• _The problem_:
Leave out the pictures and copy everything else below exactly.

• _Data records_:
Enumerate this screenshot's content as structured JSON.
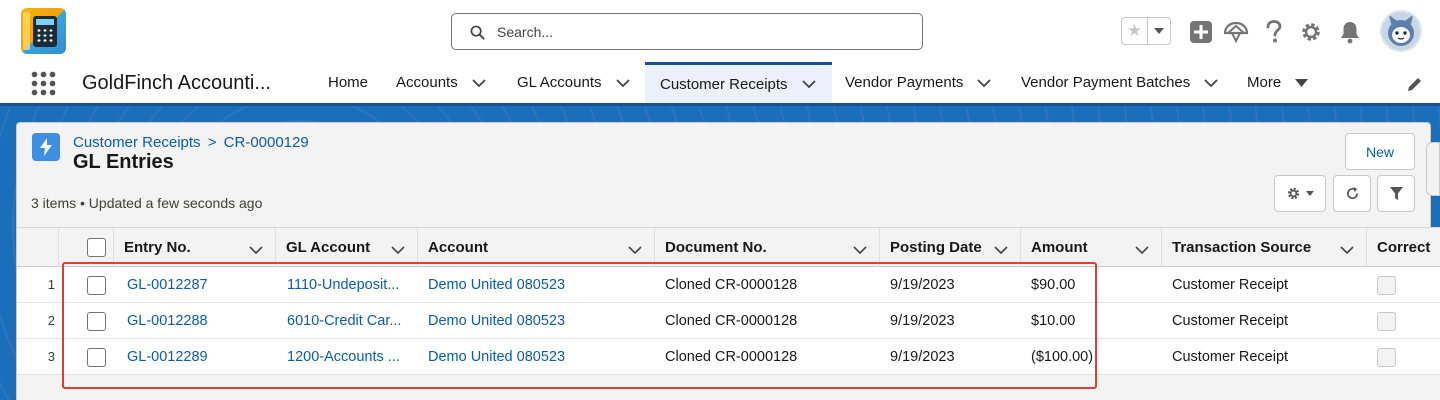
{
  "header": {
    "search_placeholder": "Search...",
    "app_logo": "goldfinch-calculator-logo",
    "icons": [
      "star-icon",
      "chevron-down-icon",
      "plus-icon",
      "trailhead-icon",
      "help-icon",
      "gear-icon",
      "bell-icon",
      "avatar"
    ]
  },
  "nav": {
    "app_name": "GoldFinch Accounti...",
    "items": [
      {
        "label": "Home",
        "has_menu": false
      },
      {
        "label": "Accounts",
        "has_menu": true
      },
      {
        "label": "GL Accounts",
        "has_menu": true
      },
      {
        "label": "Customer Receipts",
        "has_menu": true,
        "active": true
      },
      {
        "label": "Vendor Payments",
        "has_menu": true
      },
      {
        "label": "Vendor Payment Batches",
        "has_menu": true
      },
      {
        "label": "More",
        "has_menu": true
      }
    ]
  },
  "list_header": {
    "breadcrumb_parent": "Customer Receipts",
    "breadcrumb_separator": ">",
    "breadcrumb_record": "CR-0000129",
    "title": "GL Entries",
    "info": "3 items • Updated a few seconds ago",
    "new_label": "New"
  },
  "table": {
    "columns": [
      "Entry No.",
      "GL Account",
      "Account",
      "Document No.",
      "Posting Date",
      "Amount",
      "Transaction Source",
      "Correct"
    ],
    "rows": [
      {
        "num": "1",
        "entry": "GL-0012287",
        "gl_account": "1110-Undeposit...",
        "account": "Demo United 080523",
        "document": "Cloned CR-0000128",
        "date": "9/19/2023",
        "amount": "$90.00",
        "source": "Customer Receipt"
      },
      {
        "num": "2",
        "entry": "GL-0012288",
        "gl_account": "6010-Credit Car...",
        "account": "Demo United 080523",
        "document": "Cloned CR-0000128",
        "date": "9/19/2023",
        "amount": "$10.00",
        "source": "Customer Receipt"
      },
      {
        "num": "3",
        "entry": "GL-0012289",
        "gl_account": "1200-Accounts ...",
        "account": "Demo United 080523",
        "document": "Cloned CR-0000128",
        "date": "9/19/2023",
        "amount": "($100.00)",
        "source": "Customer Receipt"
      }
    ]
  },
  "colors": {
    "brand_blue": "#1b5297",
    "link_blue": "#0b5cab",
    "band_blue": "#1b6fba",
    "highlight_red": "#d9403a"
  }
}
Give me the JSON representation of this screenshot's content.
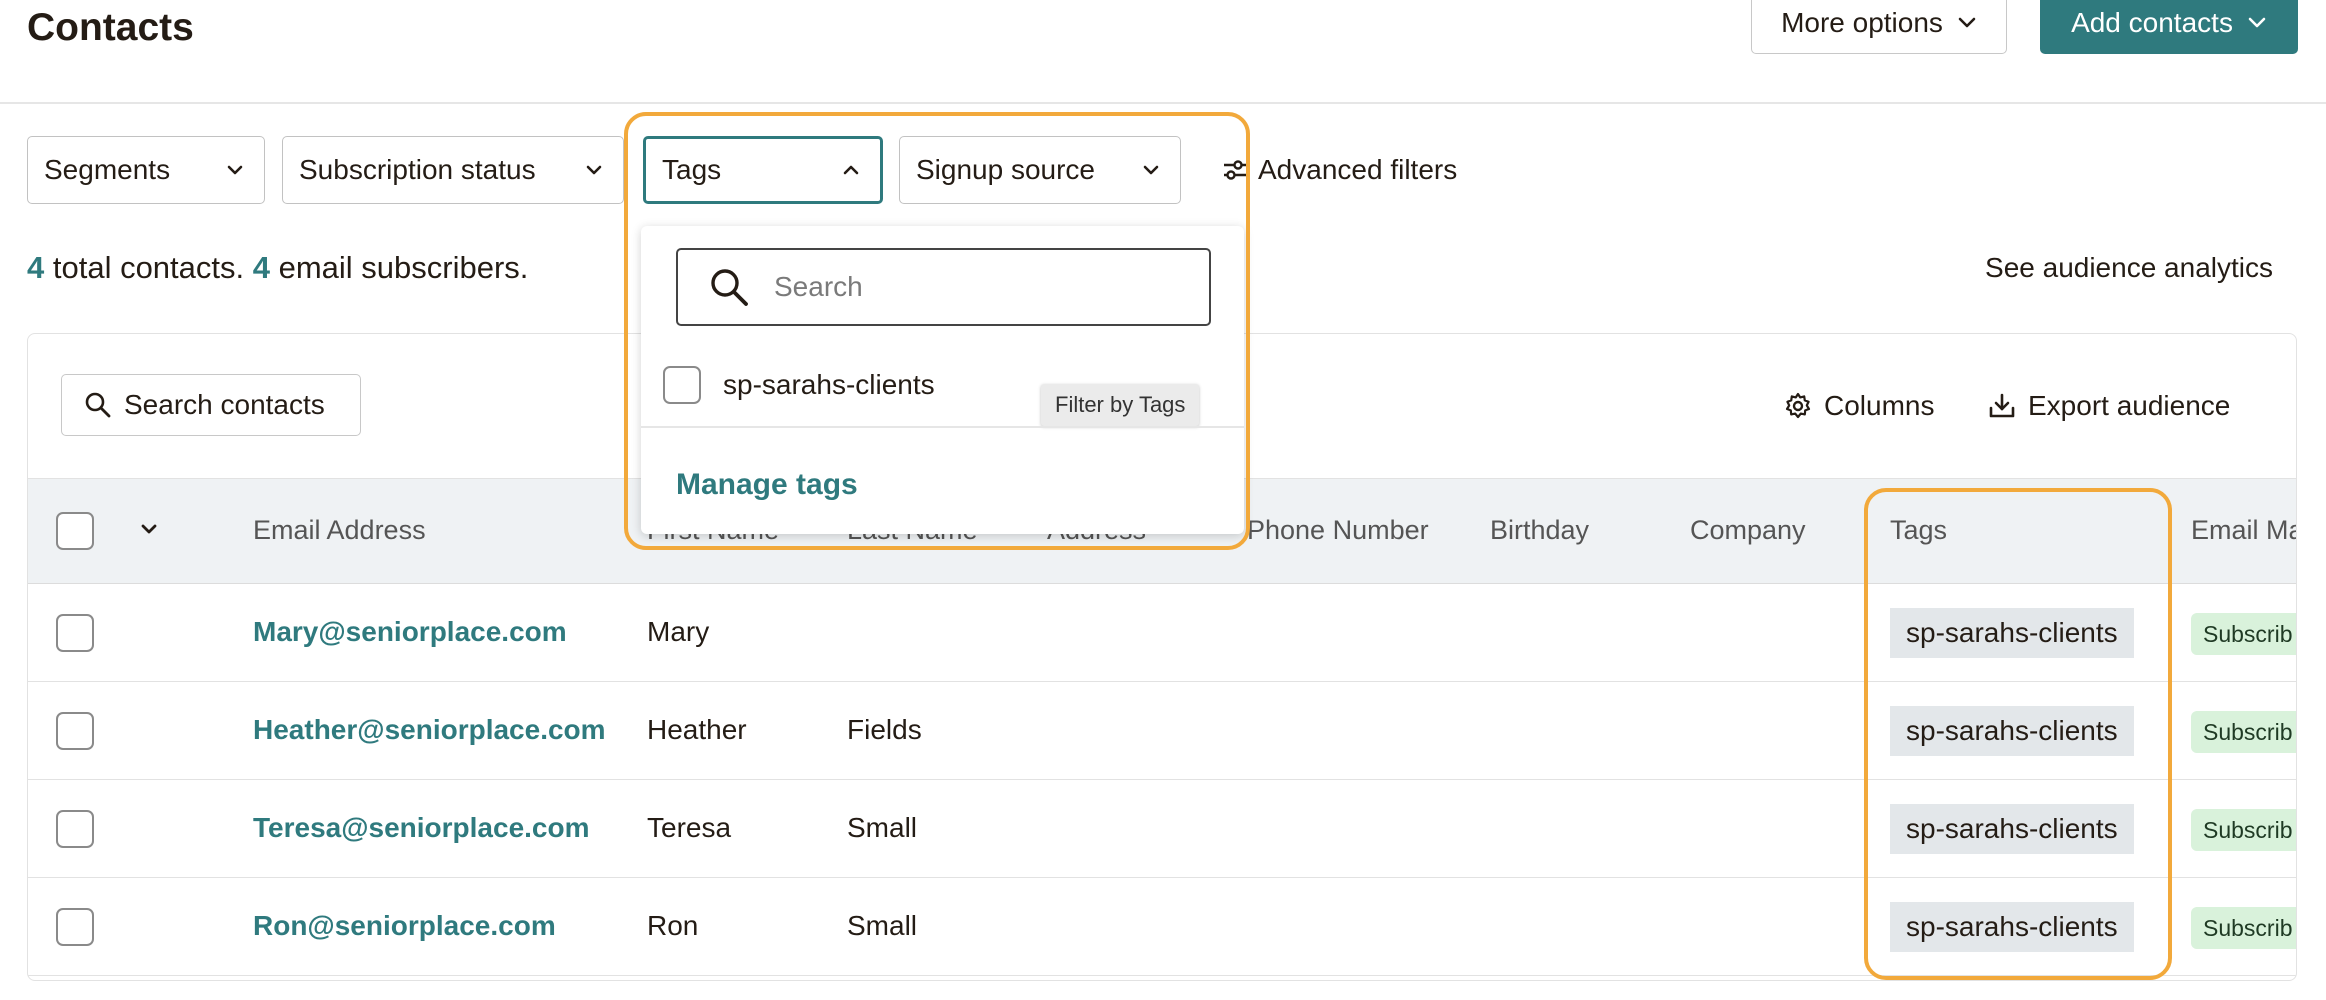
{
  "header": {
    "title": "Contacts",
    "more_options_label": "More options",
    "add_contacts_label": "Add contacts"
  },
  "filters": {
    "segments_label": "Segments",
    "subscription_status_label": "Subscription status",
    "tags_label": "Tags",
    "signup_source_label": "Signup source",
    "advanced_filters_label": "Advanced filters"
  },
  "summary": {
    "total_count": "4",
    "total_text": " total contacts. ",
    "subscriber_count": "4",
    "subscriber_text": " email subscribers.",
    "analytics_link": "See audience analytics"
  },
  "tags_dropdown": {
    "search_placeholder": "Search",
    "option_label": "sp-sarahs-clients",
    "tooltip": "Filter by Tags",
    "manage_label": "Manage tags"
  },
  "toolbar": {
    "search_contacts_label": "Search contacts",
    "columns_label": "Columns",
    "export_label": "Export audience"
  },
  "table": {
    "columns": {
      "email": "Email Address",
      "first_name": "First Name",
      "last_name": "Last Name",
      "address": "Address",
      "phone": "Phone Number",
      "birthday": "Birthday",
      "company": "Company",
      "tags": "Tags",
      "email_marketing": "Email Ma"
    },
    "rows": [
      {
        "email": "Mary@seniorplace.com",
        "first_name": "Mary",
        "last_name": "",
        "tag": "sp-sarahs-clients",
        "status": "Subscrib"
      },
      {
        "email": "Heather@seniorplace.com",
        "first_name": "Heather",
        "last_name": "Fields",
        "tag": "sp-sarahs-clients",
        "status": "Subscrib"
      },
      {
        "email": "Teresa@seniorplace.com",
        "first_name": "Teresa",
        "last_name": "Small",
        "tag": "sp-sarahs-clients",
        "status": "Subscrib"
      },
      {
        "email": "Ron@seniorplace.com",
        "first_name": "Ron",
        "last_name": "Small",
        "tag": "sp-sarahs-clients",
        "status": "Subscrib"
      }
    ]
  },
  "colors": {
    "accent": "#2f7a7e",
    "highlight": "#f2a93b",
    "subscribed_bg": "#d9f2db",
    "tag_bg": "#e3e7ea"
  },
  "icons": [
    "chevron-down-icon",
    "chevron-up-icon",
    "sliders-icon",
    "search-icon",
    "gear-icon",
    "download-icon"
  ]
}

• _Solved problem_:
Enumerate this screenshot's content as structured JSON.
{
  "header": {
    "search_placeholder": "Search...",
    "app_logo": "goldfinch-calculator-logo",
    "icons": [
      "star-icon",
      "chevron-down-icon",
      "plus-icon",
      "trailhead-icon",
      "help-icon",
      "gear-icon",
      "bell-icon",
      "avatar"
    ]
  },
  "nav": {
    "app_name": "GoldFinch Accounti...",
    "items": [
      {
        "label": "Home",
        "has_menu": false
      },
      {
        "label": "Accounts",
        "has_menu": true
      },
      {
        "label": "GL Accounts",
        "has_menu": true
      },
      {
        "label": "Customer Receipts",
        "has_menu": true,
        "active": true
      },
      {
        "label": "Vendor Payments",
        "has_menu": true
      },
      {
        "label": "Vendor Payment Batches",
        "has_menu": true
      },
      {
        "label": "More",
        "has_menu": true
      }
    ]
  },
  "list_header": {
    "breadcrumb_parent": "Customer Receipts",
    "breadcrumb_separator": ">",
    "breadcrumb_record": "CR-0000129",
    "title": "GL Entries",
    "info": "3 items • Updated a few seconds ago",
    "new_label": "New"
  },
  "table": {
    "columns": [
      "Entry No.",
      "GL Account",
      "Account",
      "Document No.",
      "Posting Date",
      "Amount",
      "Transaction Source",
      "Correct"
    ],
    "rows": [
      {
        "num": "1",
        "entry": "GL-0012287",
        "gl_account": "1110-Undeposit...",
        "account": "Demo United 080523",
        "document": "Cloned CR-0000128",
        "date": "9/19/2023",
        "amount": "$90.00",
        "source": "Customer Receipt"
      },
      {
        "num": "2",
        "entry": "GL-0012288",
        "gl_account": "6010-Credit Car...",
        "account": "Demo United 080523",
        "document": "Cloned CR-0000128",
        "date": "9/19/2023",
        "amount": "$10.00",
        "source": "Customer Receipt"
      },
      {
        "num": "3",
        "entry": "GL-0012289",
        "gl_account": "1200-Accounts ...",
        "account": "Demo United 080523",
        "document": "Cloned CR-0000128",
        "date": "9/19/2023",
        "amount": "($100.00)",
        "source": "Customer Receipt"
      }
    ]
  },
  "colors": {
    "brand_blue": "#1b5297",
    "link_blue": "#0b5cab",
    "band_blue": "#1b6fba",
    "highlight_red": "#d9403a"
  }
}
Give me the JSON representation of this screenshot's content.
{
  "header": {
    "title": "Contacts",
    "more_options_label": "More options",
    "add_contacts_label": "Add contacts"
  },
  "filters": {
    "segments_label": "Segments",
    "subscription_status_label": "Subscription status",
    "tags_label": "Tags",
    "signup_source_label": "Signup source",
    "advanced_filters_label": "Advanced filters"
  },
  "summary": {
    "total_count": "4",
    "total_text": " total contacts. ",
    "subscriber_count": "4",
    "subscriber_text": " email subscribers.",
    "analytics_link": "See audience analytics"
  },
  "tags_dropdown": {
    "search_placeholder": "Search",
    "option_label": "sp-sarahs-clients",
    "tooltip": "Filter by Tags",
    "manage_label": "Manage tags"
  },
  "toolbar": {
    "search_contacts_label": "Search contacts",
    "columns_label": "Columns",
    "export_label": "Export audience"
  },
  "table": {
    "columns": {
      "email": "Email Address",
      "first_name": "First Name",
      "last_name": "Last Name",
      "address": "Address",
      "phone": "Phone Number",
      "birthday": "Birthday",
      "company": "Company",
      "tags": "Tags",
      "email_marketing": "Email Ma"
    },
    "rows": [
      {
        "email": "Mary@seniorplace.com",
        "first_name": "Mary",
        "last_name": "",
        "tag": "sp-sarahs-clients",
        "status": "Subscrib"
      },
      {
        "email": "Heather@seniorplace.com",
        "first_name": "Heather",
        "last_name": "Fields",
        "tag": "sp-sarahs-clients",
        "status": "Subscrib"
      },
      {
        "email": "Teresa@seniorplace.com",
        "first_name": "Teresa",
        "last_name": "Small",
        "tag": "sp-sarahs-clients",
        "status": "Subscrib"
      },
      {
        "email": "Ron@seniorplace.com",
        "first_name": "Ron",
        "last_name": "Small",
        "tag": "sp-sarahs-clients",
        "status": "Subscrib"
      }
    ]
  },
  "colors": {
    "accent": "#2f7a7e",
    "highlight": "#f2a93b",
    "subscribed_bg": "#d9f2db",
    "tag_bg": "#e3e7ea"
  },
  "icons": [
    "chevron-down-icon",
    "chevron-up-icon",
    "sliders-icon",
    "search-icon",
    "gear-icon",
    "download-icon"
  ]
}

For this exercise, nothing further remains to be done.